-------- PROVIDED INFORMATION
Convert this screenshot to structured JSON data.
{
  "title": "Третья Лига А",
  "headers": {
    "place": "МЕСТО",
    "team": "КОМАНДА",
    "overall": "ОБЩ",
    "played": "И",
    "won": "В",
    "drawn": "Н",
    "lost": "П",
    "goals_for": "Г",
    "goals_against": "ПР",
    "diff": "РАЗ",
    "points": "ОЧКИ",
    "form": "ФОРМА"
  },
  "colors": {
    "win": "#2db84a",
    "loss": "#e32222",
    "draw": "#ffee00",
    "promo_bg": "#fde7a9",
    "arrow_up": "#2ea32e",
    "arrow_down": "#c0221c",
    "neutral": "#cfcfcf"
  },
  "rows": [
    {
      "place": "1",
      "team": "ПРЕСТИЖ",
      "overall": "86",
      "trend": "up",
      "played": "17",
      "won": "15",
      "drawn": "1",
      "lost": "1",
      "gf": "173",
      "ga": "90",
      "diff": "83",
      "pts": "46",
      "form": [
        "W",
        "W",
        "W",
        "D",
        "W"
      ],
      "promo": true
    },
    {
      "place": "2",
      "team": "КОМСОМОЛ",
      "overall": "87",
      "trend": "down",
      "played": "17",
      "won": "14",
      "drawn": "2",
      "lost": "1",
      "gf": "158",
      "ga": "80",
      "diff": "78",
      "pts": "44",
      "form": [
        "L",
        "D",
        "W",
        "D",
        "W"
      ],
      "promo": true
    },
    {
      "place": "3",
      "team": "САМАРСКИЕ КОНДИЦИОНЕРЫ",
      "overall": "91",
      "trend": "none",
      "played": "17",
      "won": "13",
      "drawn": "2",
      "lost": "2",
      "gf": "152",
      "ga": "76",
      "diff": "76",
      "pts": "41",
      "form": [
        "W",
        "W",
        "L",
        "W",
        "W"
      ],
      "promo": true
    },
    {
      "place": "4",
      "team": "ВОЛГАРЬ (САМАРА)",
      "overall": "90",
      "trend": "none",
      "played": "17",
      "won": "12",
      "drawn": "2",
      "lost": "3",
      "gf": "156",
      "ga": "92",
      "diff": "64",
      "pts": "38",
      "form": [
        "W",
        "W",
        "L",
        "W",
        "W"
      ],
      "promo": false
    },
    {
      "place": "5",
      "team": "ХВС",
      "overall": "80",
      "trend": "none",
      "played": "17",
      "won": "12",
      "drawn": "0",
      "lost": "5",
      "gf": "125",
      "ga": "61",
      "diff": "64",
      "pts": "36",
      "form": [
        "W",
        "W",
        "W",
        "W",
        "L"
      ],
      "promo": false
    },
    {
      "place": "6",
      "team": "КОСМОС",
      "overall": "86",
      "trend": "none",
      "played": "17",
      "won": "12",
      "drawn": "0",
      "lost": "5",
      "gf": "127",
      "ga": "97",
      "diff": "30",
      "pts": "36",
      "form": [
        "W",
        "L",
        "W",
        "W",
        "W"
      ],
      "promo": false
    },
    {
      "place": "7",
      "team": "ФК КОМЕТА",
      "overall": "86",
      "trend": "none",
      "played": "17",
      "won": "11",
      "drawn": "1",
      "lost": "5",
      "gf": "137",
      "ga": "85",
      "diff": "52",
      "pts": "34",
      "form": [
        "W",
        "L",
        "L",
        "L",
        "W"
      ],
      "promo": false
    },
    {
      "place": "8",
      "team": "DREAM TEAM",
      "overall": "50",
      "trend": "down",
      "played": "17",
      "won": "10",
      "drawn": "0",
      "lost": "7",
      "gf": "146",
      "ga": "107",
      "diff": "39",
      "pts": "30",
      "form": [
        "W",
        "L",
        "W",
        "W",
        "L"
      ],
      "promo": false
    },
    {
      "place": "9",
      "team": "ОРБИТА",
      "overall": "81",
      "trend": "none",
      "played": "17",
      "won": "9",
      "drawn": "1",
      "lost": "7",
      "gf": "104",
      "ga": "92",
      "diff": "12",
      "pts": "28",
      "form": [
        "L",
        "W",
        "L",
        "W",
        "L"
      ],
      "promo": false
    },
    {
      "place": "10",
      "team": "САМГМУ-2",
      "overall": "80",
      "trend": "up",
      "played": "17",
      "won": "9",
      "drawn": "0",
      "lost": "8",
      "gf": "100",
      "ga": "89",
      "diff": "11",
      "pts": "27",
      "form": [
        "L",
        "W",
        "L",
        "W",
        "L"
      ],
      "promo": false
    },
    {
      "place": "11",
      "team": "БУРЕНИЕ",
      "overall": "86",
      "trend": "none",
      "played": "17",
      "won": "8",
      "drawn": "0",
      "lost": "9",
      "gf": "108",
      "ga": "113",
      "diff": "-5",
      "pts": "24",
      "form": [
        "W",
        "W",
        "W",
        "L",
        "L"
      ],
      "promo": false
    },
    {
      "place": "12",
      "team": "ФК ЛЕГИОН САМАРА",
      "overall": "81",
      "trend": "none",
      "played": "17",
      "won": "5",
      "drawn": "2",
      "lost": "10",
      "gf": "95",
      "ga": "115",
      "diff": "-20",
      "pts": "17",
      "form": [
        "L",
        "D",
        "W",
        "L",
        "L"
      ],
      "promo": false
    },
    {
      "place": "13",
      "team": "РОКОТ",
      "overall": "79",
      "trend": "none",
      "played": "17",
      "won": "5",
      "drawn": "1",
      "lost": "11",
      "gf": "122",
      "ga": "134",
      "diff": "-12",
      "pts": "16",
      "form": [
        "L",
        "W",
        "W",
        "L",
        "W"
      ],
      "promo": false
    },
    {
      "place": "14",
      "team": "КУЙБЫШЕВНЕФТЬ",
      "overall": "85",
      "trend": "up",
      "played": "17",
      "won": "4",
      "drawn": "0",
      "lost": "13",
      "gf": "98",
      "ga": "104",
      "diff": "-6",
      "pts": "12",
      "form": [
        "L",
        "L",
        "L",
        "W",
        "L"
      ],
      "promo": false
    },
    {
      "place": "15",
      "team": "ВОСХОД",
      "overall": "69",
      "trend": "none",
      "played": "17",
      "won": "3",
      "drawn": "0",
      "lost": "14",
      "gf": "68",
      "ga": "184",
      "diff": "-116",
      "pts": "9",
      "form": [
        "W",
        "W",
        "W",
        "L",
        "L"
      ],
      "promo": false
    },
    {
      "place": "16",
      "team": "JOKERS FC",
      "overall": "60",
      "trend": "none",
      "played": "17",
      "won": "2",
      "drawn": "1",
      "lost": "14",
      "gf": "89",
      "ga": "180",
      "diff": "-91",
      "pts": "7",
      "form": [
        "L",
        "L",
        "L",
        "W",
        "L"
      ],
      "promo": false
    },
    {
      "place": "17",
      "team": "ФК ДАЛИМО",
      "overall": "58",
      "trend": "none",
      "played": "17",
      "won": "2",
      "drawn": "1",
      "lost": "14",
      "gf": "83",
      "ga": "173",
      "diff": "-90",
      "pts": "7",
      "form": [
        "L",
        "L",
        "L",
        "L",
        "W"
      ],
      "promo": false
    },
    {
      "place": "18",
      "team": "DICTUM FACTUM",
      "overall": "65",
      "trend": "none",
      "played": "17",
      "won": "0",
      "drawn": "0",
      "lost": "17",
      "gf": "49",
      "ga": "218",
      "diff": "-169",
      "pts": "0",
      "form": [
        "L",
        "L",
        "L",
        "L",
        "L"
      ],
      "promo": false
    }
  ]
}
----------------
### EXERCISE PROMPT
Restate the listing in full, word for word.

### SOLUTION
Convert this screenshot to structured JSON data.
{
  "title": "Третья Лига А",
  "headers": {
    "place": "МЕСТО",
    "team": "КОМАНДА",
    "overall": "ОБЩ",
    "played": "И",
    "won": "В",
    "drawn": "Н",
    "lost": "П",
    "goals_for": "Г",
    "goals_against": "ПР",
    "diff": "РАЗ",
    "points": "ОЧКИ",
    "form": "ФОРМА"
  },
  "colors": {
    "win": "#2db84a",
    "loss": "#e32222",
    "draw": "#ffee00",
    "promo_bg": "#fde7a9",
    "arrow_up": "#2ea32e",
    "arrow_down": "#c0221c",
    "neutral": "#cfcfcf"
  },
  "rows": [
    {
      "place": "1",
      "team": "ПРЕСТИЖ",
      "overall": "86",
      "trend": "up",
      "played": "17",
      "won": "15",
      "drawn": "1",
      "lost": "1",
      "gf": "173",
      "ga": "90",
      "diff": "83",
      "pts": "46",
      "form": [
        "W",
        "W",
        "W",
        "D",
        "W"
      ],
      "promo": true
    },
    {
      "place": "2",
      "team": "КОМСОМОЛ",
      "overall": "87",
      "trend": "down",
      "played": "17",
      "won": "14",
      "drawn": "2",
      "lost": "1",
      "gf": "158",
      "ga": "80",
      "diff": "78",
      "pts": "44",
      "form": [
        "L",
        "D",
        "W",
        "D",
        "W"
      ],
      "promo": true
    },
    {
      "place": "3",
      "team": "САМАРСКИЕ КОНДИЦИОНЕРЫ",
      "overall": "91",
      "trend": "none",
      "played": "17",
      "won": "13",
      "drawn": "2",
      "lost": "2",
      "gf": "152",
      "ga": "76",
      "diff": "76",
      "pts": "41",
      "form": [
        "W",
        "W",
        "L",
        "W",
        "W"
      ],
      "promo": true
    },
    {
      "place": "4",
      "team": "ВОЛГАРЬ (САМАРА)",
      "overall": "90",
      "trend": "none",
      "played": "17",
      "won": "12",
      "drawn": "2",
      "lost": "3",
      "gf": "156",
      "ga": "92",
      "diff": "64",
      "pts": "38",
      "form": [
        "W",
        "W",
        "L",
        "W",
        "W"
      ],
      "promo": false
    },
    {
      "place": "5",
      "team": "ХВС",
      "overall": "80",
      "trend": "none",
      "played": "17",
      "won": "12",
      "drawn": "0",
      "lost": "5",
      "gf": "125",
      "ga": "61",
      "diff": "64",
      "pts": "36",
      "form": [
        "W",
        "W",
        "W",
        "W",
        "L"
      ],
      "promo": false
    },
    {
      "place": "6",
      "team": "КОСМОС",
      "overall": "86",
      "trend": "none",
      "played": "17",
      "won": "12",
      "drawn": "0",
      "lost": "5",
      "gf": "127",
      "ga": "97",
      "diff": "30",
      "pts": "36",
      "form": [
        "W",
        "L",
        "W",
        "W",
        "W"
      ],
      "promo": false
    },
    {
      "place": "7",
      "team": "ФК КОМЕТА",
      "overall": "86",
      "trend": "none",
      "played": "17",
      "won": "11",
      "drawn": "1",
      "lost": "5",
      "gf": "137",
      "ga": "85",
      "diff": "52",
      "pts": "34",
      "form": [
        "W",
        "L",
        "L",
        "L",
        "W"
      ],
      "promo": false
    },
    {
      "place": "8",
      "team": "DREAM TEAM",
      "overall": "50",
      "trend": "down",
      "played": "17",
      "won": "10",
      "drawn": "0",
      "lost": "7",
      "gf": "146",
      "ga": "107",
      "diff": "39",
      "pts": "30",
      "form": [
        "W",
        "L",
        "W",
        "W",
        "L"
      ],
      "promo": false
    },
    {
      "place": "9",
      "team": "ОРБИТА",
      "overall": "81",
      "trend": "none",
      "played": "17",
      "won": "9",
      "drawn": "1",
      "lost": "7",
      "gf": "104",
      "ga": "92",
      "diff": "12",
      "pts": "28",
      "form": [
        "L",
        "W",
        "L",
        "W",
        "L"
      ],
      "promo": false
    },
    {
      "place": "10",
      "team": "САМГМУ-2",
      "overall": "80",
      "trend": "up",
      "played": "17",
      "won": "9",
      "drawn": "0",
      "lost": "8",
      "gf": "100",
      "ga": "89",
      "diff": "11",
      "pts": "27",
      "form": [
        "L",
        "W",
        "L",
        "W",
        "L"
      ],
      "promo": false
    },
    {
      "place": "11",
      "team": "БУРЕНИЕ",
      "overall": "86",
      "trend": "none",
      "played": "17",
      "won": "8",
      "drawn": "0",
      "lost": "9",
      "gf": "108",
      "ga": "113",
      "diff": "-5",
      "pts": "24",
      "form": [
        "W",
        "W",
        "W",
        "L",
        "L"
      ],
      "promo": false
    },
    {
      "place": "12",
      "team": "ФК ЛЕГИОН САМАРА",
      "overall": "81",
      "trend": "none",
      "played": "17",
      "won": "5",
      "drawn": "2",
      "lost": "10",
      "gf": "95",
      "ga": "115",
      "diff": "-20",
      "pts": "17",
      "form": [
        "L",
        "D",
        "W",
        "L",
        "L"
      ],
      "promo": false
    },
    {
      "place": "13",
      "team": "РОКОТ",
      "overall": "79",
      "trend": "none",
      "played": "17",
      "won": "5",
      "drawn": "1",
      "lost": "11",
      "gf": "122",
      "ga": "134",
      "diff": "-12",
      "pts": "16",
      "form": [
        "L",
        "W",
        "W",
        "L",
        "W"
      ],
      "promo": false
    },
    {
      "place": "14",
      "team": "КУЙБЫШЕВНЕФТЬ",
      "overall": "85",
      "trend": "up",
      "played": "17",
      "won": "4",
      "drawn": "0",
      "lost": "13",
      "gf": "98",
      "ga": "104",
      "diff": "-6",
      "pts": "12",
      "form": [
        "L",
        "L",
        "L",
        "W",
        "L"
      ],
      "promo": false
    },
    {
      "place": "15",
      "team": "ВОСХОД",
      "overall": "69",
      "trend": "none",
      "played": "17",
      "won": "3",
      "drawn": "0",
      "lost": "14",
      "gf": "68",
      "ga": "184",
      "diff": "-116",
      "pts": "9",
      "form": [
        "W",
        "W",
        "W",
        "L",
        "L"
      ],
      "promo": false
    },
    {
      "place": "16",
      "team": "JOKERS FC",
      "overall": "60",
      "trend": "none",
      "played": "17",
      "won": "2",
      "drawn": "1",
      "lost": "14",
      "gf": "89",
      "ga": "180",
      "diff": "-91",
      "pts": "7",
      "form": [
        "L",
        "L",
        "L",
        "W",
        "L"
      ],
      "promo": false
    },
    {
      "place": "17",
      "team": "ФК ДАЛИМО",
      "overall": "58",
      "trend": "none",
      "played": "17",
      "won": "2",
      "drawn": "1",
      "lost": "14",
      "gf": "83",
      "ga": "173",
      "diff": "-90",
      "pts": "7",
      "form": [
        "L",
        "L",
        "L",
        "L",
        "W"
      ],
      "promo": false
    },
    {
      "place": "18",
      "team": "DICTUM FACTUM",
      "overall": "65",
      "trend": "none",
      "played": "17",
      "won": "0",
      "drawn": "0",
      "lost": "17",
      "gf": "49",
      "ga": "218",
      "diff": "-169",
      "pts": "0",
      "form": [
        "L",
        "L",
        "L",
        "L",
        "L"
      ],
      "promo": false
    }
  ]
}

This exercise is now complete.